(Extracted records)

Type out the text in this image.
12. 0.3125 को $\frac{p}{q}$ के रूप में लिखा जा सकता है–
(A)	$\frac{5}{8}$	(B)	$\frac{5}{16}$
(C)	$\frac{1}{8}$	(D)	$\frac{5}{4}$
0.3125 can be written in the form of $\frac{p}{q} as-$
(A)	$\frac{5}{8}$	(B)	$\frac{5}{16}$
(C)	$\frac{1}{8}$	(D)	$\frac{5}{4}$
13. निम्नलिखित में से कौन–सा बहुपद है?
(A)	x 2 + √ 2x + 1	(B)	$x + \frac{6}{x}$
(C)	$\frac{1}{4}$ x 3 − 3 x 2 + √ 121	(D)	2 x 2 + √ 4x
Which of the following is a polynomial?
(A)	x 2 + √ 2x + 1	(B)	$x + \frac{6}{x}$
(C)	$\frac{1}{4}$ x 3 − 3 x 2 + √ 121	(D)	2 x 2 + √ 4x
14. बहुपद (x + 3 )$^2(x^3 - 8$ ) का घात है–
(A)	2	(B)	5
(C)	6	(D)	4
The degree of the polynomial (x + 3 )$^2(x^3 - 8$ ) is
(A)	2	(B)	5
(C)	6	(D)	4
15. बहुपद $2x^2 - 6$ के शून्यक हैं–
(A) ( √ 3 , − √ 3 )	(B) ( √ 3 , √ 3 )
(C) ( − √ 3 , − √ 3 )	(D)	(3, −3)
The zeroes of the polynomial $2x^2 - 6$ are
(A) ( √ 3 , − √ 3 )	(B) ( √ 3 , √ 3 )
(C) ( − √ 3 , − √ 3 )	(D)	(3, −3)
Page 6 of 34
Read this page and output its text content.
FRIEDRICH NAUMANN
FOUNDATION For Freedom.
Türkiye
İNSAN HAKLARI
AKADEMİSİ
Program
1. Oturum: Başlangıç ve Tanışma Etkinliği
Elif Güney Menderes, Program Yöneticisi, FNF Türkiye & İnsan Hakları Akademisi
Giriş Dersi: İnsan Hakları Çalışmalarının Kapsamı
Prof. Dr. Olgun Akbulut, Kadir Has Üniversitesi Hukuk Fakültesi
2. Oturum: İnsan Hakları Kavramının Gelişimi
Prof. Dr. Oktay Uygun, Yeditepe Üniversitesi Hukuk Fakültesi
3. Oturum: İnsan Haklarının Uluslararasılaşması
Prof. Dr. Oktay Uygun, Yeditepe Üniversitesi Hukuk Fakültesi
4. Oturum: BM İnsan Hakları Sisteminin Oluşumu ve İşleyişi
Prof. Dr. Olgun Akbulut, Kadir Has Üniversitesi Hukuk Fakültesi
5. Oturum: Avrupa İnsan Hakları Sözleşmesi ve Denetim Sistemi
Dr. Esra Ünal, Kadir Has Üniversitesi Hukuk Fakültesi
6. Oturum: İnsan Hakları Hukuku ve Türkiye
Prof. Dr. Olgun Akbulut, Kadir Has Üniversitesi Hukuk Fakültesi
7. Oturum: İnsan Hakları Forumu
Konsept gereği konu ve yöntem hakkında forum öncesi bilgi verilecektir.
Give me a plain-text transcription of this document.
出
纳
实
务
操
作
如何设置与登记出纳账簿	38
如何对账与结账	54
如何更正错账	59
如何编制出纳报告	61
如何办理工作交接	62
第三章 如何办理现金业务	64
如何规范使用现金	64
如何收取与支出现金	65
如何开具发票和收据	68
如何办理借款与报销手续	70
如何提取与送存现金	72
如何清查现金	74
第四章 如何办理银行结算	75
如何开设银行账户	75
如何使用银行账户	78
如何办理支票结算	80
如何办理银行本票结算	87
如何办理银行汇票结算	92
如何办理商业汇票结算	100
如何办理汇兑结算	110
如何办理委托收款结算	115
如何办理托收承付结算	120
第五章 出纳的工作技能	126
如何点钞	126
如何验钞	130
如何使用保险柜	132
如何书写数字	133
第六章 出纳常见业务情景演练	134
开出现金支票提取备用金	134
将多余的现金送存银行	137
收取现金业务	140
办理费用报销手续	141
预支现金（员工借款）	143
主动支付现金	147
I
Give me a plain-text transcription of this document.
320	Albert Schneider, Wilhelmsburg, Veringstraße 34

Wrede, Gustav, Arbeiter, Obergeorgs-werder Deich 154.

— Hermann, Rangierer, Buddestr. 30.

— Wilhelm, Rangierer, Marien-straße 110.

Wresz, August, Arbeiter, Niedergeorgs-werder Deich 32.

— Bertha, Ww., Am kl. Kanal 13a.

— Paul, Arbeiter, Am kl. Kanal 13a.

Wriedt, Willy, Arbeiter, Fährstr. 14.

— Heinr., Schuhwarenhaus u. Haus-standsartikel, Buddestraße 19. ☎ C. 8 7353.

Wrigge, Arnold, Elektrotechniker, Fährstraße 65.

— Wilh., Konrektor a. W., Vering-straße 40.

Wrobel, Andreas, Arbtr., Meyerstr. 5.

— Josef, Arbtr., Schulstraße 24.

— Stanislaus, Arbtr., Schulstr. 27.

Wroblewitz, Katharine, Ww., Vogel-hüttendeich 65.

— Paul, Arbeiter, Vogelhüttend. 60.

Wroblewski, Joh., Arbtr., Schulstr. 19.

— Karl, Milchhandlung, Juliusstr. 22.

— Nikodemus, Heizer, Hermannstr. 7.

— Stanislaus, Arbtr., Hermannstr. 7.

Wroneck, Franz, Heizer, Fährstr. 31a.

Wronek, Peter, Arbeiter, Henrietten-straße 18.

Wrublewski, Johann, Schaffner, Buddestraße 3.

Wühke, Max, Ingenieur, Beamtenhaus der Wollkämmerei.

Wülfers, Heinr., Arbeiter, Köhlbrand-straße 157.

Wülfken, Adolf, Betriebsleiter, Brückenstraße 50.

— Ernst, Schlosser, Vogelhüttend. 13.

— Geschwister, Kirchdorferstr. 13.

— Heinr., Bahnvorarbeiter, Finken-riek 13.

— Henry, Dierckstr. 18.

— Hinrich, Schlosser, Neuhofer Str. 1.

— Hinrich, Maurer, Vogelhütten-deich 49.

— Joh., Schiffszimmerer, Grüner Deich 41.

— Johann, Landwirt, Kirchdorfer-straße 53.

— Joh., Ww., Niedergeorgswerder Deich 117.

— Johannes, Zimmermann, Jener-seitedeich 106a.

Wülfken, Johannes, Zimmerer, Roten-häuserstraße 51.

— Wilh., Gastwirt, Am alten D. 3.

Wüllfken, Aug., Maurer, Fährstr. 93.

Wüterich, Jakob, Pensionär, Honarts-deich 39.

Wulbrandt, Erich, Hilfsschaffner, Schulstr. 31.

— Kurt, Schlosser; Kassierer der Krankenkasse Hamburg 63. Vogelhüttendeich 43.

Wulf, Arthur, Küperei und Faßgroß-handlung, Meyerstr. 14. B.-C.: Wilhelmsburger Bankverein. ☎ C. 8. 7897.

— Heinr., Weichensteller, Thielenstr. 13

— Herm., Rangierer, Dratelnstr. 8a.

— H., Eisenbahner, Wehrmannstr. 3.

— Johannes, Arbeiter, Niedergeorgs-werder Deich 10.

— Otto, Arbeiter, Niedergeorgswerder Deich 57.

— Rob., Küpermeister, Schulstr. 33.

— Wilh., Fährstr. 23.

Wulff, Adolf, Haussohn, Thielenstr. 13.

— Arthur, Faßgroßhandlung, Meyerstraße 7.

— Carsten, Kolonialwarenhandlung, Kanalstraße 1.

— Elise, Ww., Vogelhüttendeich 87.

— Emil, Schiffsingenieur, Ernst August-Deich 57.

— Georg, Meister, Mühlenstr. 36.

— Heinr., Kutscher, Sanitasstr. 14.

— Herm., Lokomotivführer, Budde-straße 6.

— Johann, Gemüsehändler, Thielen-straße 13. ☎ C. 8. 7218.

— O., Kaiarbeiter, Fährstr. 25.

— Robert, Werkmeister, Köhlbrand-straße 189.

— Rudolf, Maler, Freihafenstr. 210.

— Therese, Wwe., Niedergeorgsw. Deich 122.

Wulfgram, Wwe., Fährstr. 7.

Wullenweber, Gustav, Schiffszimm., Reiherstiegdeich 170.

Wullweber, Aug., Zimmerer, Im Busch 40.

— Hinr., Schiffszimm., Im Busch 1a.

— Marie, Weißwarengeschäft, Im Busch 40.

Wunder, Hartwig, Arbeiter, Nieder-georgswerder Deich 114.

* Task brief
Identify each line in the records above containing the word "Stanislaus"; copy those lines.

* Task output
— Stanislaus, Arbtr., Schulstr. 27.
— Stanislaus, Arbtr., Hermannstr. 7.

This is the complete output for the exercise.